WHAT IS REQUIRED
What is the count of lines that hold the word "title"? Give only the number.

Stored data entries
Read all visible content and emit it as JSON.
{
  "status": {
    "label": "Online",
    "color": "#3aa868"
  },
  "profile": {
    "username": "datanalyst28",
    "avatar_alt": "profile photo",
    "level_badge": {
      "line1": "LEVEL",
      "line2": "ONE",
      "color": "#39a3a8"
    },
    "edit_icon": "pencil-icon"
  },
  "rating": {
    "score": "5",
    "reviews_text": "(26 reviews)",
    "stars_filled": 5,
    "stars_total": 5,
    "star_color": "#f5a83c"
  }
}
==
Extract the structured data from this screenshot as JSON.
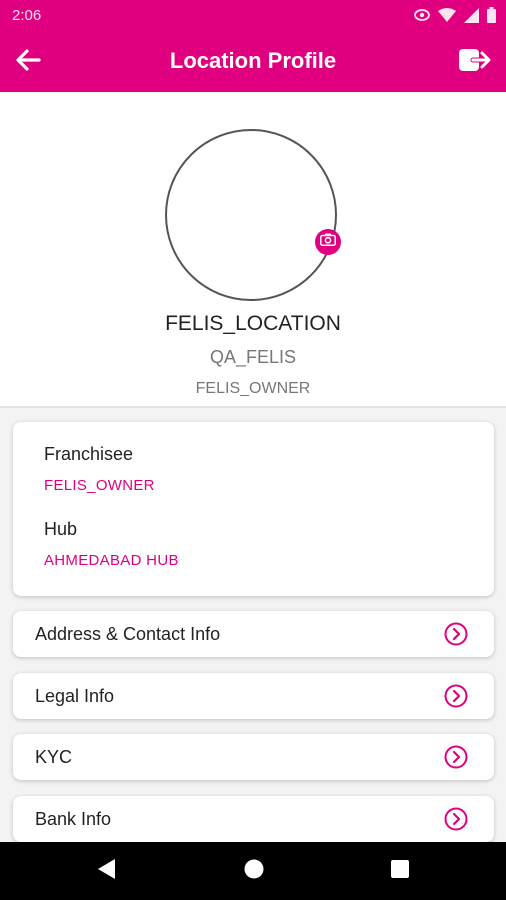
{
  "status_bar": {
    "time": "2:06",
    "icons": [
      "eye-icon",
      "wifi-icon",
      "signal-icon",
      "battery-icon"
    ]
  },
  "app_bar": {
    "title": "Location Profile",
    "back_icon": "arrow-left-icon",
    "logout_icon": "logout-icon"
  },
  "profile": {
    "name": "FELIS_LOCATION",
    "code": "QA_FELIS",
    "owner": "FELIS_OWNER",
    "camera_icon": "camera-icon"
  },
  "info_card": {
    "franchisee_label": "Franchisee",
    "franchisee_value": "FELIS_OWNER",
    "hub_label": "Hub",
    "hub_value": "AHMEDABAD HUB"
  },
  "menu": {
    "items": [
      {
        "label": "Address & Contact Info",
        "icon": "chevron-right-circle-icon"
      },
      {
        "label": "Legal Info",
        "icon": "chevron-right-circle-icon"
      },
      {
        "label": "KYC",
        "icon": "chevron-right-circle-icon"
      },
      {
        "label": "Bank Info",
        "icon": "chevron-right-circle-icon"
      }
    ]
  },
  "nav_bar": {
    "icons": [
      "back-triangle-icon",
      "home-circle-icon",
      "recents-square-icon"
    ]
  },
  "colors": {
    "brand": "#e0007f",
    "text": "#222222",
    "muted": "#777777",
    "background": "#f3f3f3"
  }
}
...
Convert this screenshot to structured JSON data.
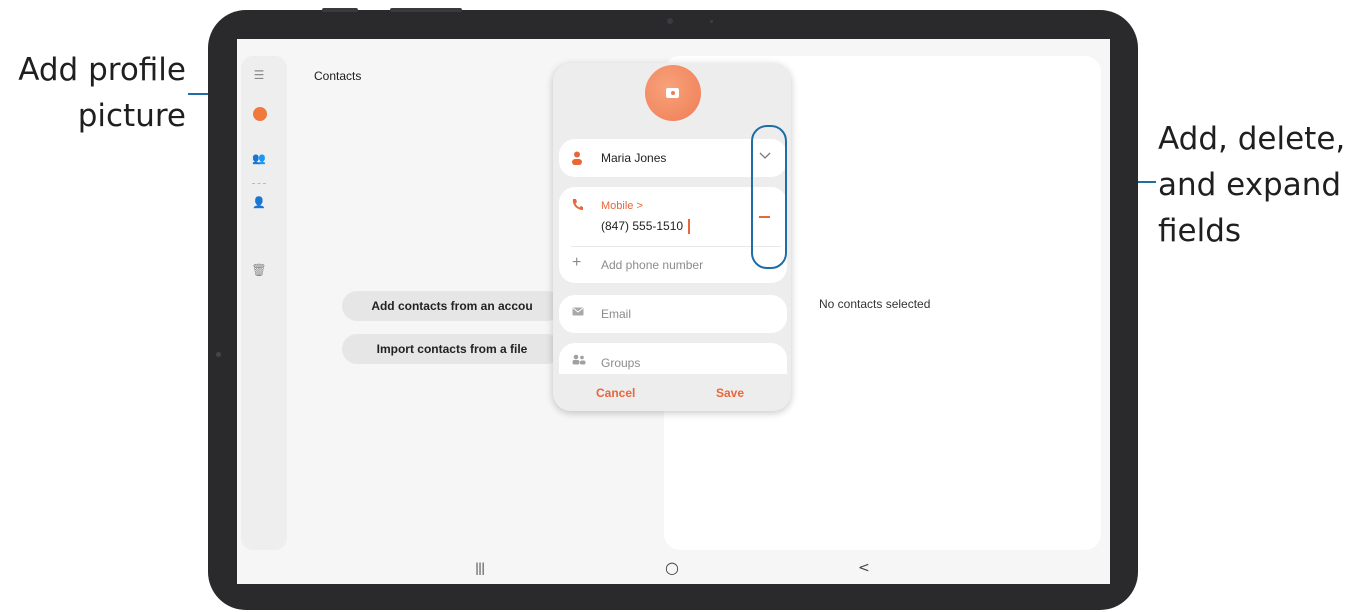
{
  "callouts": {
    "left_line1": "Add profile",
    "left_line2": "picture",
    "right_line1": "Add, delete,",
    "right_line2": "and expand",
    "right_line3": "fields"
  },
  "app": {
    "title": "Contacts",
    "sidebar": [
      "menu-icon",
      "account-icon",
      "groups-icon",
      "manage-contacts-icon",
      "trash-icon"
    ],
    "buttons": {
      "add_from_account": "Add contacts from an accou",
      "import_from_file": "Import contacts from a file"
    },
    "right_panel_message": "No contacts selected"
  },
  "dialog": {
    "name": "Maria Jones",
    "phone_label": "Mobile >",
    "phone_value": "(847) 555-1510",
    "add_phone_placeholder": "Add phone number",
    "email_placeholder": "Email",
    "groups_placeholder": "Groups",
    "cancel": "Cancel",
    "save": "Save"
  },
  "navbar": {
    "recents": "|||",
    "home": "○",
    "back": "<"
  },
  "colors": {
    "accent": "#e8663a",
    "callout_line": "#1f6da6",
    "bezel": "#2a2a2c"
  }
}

RESULT OF THE EXERCISE
2